- **Given records**:
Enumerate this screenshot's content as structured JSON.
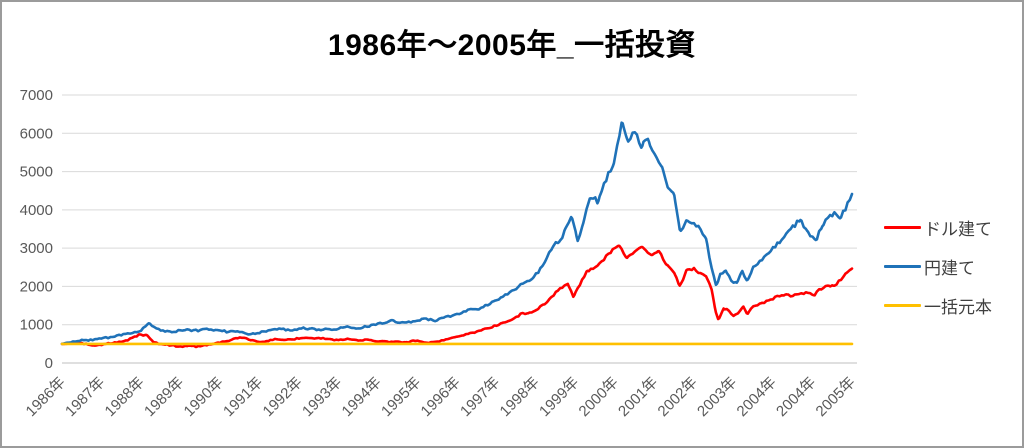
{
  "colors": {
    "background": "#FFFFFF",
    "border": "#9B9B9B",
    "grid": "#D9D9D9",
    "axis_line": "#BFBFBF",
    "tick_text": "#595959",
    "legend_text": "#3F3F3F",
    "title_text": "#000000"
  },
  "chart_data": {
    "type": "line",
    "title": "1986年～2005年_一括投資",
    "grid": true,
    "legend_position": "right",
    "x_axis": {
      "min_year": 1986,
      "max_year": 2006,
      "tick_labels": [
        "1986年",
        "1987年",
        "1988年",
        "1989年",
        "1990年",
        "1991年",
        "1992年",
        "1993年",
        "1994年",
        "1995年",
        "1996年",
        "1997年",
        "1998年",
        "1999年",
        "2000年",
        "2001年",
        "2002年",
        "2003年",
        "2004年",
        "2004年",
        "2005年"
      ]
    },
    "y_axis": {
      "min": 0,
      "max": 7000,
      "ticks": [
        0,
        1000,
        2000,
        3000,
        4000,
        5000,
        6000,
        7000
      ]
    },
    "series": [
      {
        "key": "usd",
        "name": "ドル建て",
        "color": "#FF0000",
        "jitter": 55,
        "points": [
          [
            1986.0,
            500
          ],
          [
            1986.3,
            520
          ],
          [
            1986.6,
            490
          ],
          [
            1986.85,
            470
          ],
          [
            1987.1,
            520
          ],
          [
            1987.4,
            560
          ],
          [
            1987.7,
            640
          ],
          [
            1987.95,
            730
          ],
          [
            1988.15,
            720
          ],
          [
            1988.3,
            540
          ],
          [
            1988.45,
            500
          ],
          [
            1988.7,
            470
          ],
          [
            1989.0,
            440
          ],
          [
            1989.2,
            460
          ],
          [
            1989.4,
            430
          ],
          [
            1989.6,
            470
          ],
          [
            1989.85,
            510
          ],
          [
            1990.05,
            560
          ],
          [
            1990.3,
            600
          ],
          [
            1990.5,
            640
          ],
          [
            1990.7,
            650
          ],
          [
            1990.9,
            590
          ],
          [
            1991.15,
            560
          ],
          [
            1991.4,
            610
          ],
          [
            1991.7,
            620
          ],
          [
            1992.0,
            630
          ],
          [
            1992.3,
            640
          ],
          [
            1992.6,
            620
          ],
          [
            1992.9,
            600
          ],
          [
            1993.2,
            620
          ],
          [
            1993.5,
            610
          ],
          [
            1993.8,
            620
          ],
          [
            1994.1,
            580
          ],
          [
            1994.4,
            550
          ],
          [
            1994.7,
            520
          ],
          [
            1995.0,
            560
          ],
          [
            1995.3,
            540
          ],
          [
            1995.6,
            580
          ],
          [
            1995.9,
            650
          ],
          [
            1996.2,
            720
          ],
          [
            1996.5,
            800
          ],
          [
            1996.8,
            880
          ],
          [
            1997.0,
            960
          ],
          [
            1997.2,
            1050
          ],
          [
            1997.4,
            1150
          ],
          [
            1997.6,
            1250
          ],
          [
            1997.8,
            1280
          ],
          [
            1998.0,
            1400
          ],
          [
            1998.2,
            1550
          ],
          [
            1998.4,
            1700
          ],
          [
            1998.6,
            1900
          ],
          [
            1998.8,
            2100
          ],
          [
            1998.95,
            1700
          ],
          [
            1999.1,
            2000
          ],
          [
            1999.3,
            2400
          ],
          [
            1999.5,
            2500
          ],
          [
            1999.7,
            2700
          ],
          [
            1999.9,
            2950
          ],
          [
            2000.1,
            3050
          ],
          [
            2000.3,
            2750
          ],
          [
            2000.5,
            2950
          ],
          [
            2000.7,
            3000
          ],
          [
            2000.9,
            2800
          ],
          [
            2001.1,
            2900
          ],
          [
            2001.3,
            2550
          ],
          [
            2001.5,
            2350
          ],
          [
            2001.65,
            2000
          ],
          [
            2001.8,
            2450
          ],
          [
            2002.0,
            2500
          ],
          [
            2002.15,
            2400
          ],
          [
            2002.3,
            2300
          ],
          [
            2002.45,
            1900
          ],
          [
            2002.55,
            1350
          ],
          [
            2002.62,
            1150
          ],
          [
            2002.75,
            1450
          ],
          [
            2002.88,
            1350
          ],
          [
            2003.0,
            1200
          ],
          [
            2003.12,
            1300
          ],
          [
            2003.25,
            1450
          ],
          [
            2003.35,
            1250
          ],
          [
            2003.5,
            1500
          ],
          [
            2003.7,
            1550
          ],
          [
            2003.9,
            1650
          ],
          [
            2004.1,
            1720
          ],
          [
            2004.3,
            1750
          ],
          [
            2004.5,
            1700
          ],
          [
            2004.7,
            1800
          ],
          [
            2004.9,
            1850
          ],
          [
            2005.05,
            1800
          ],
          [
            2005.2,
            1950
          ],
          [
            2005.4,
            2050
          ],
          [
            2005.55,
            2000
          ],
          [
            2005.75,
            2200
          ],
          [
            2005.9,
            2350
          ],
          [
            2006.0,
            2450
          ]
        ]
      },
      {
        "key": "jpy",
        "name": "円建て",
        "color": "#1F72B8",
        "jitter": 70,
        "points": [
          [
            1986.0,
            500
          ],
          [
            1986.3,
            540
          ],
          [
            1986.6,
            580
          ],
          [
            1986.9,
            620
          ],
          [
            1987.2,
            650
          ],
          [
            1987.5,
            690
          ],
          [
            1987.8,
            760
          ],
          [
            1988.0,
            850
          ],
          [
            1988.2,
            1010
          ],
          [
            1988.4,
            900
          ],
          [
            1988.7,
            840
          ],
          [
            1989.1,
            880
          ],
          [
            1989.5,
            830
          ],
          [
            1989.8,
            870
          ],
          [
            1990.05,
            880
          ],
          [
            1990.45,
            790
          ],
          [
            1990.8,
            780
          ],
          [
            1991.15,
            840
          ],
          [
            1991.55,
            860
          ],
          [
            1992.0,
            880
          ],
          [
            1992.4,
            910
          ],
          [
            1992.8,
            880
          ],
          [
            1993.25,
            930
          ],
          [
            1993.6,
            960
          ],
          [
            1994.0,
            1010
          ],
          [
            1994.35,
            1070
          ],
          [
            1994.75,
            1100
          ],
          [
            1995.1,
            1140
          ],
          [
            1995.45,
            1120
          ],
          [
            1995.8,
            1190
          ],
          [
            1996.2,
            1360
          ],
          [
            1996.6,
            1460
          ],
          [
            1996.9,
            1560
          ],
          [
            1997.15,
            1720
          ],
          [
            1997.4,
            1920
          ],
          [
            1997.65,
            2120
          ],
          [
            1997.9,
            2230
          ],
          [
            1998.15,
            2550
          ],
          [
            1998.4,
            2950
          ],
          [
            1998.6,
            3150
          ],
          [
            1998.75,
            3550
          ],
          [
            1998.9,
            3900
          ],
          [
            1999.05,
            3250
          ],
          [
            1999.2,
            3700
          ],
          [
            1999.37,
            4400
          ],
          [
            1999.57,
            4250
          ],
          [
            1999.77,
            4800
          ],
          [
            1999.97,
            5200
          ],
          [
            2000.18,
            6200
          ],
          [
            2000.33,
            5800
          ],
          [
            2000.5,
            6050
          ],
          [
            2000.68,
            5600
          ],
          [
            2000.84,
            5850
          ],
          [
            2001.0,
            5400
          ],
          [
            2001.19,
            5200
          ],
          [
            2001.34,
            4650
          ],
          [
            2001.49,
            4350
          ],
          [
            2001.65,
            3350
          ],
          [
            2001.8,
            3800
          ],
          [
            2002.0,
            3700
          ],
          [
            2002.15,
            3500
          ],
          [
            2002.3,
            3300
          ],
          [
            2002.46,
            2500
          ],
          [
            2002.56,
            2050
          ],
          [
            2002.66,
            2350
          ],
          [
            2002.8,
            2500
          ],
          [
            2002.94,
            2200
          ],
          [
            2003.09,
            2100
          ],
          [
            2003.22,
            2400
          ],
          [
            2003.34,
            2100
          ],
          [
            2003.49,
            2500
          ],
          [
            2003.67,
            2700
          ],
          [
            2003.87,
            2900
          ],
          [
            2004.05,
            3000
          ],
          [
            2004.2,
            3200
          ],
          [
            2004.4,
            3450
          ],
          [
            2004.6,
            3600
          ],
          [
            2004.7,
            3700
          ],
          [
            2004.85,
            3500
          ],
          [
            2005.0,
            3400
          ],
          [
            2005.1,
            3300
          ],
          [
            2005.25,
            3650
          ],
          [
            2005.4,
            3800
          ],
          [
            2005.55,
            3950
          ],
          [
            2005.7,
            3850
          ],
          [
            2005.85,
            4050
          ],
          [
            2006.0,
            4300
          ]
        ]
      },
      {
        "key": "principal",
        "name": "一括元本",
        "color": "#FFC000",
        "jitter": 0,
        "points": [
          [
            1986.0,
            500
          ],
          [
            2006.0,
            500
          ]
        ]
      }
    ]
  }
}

---

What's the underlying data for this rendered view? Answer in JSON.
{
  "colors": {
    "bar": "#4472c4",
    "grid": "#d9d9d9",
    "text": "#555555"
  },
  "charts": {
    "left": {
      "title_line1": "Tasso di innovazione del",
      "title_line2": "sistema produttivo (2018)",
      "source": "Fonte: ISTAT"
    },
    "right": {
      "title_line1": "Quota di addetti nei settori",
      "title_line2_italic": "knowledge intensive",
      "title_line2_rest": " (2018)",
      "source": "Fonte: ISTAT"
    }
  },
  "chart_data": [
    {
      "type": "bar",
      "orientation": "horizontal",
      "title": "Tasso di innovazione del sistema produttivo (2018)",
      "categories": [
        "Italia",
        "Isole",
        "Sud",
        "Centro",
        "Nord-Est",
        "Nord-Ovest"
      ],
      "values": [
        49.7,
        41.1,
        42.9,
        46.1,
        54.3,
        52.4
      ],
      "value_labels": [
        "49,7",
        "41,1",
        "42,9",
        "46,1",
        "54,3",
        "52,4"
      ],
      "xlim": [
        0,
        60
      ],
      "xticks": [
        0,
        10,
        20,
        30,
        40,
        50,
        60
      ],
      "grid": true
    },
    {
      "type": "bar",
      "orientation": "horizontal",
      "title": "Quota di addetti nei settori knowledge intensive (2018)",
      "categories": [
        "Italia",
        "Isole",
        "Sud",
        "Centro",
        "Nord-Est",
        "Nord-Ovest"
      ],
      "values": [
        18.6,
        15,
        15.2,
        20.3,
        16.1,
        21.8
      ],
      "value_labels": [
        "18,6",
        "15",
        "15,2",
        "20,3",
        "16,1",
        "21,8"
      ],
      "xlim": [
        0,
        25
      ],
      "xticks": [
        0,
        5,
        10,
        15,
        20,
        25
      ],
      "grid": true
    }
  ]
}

---

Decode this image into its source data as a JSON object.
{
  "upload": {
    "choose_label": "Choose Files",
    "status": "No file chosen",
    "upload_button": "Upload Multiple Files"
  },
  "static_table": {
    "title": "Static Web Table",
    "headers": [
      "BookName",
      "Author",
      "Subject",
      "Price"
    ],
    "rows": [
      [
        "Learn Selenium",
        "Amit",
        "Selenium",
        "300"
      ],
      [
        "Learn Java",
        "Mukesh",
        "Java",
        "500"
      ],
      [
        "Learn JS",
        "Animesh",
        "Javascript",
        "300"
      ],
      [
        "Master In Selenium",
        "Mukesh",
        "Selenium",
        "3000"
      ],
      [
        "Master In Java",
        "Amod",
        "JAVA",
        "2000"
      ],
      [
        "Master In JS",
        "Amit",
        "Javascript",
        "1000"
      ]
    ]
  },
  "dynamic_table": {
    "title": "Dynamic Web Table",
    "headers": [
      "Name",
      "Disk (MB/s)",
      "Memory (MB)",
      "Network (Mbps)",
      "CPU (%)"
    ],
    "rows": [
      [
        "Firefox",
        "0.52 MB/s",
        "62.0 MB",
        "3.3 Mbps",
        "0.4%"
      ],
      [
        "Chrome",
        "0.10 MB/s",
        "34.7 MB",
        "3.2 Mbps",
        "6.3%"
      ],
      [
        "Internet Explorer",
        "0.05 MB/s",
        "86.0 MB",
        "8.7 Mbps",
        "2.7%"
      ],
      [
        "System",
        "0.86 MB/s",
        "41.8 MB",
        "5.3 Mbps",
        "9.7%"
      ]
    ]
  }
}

- **What you need to do**:
Gather each line that holds "sistema".

- **Exercise output**:
      "title_line2": "sistema produttivo (2018)",
      "title": "Tasso di innovazione del sistema produttivo (2018)",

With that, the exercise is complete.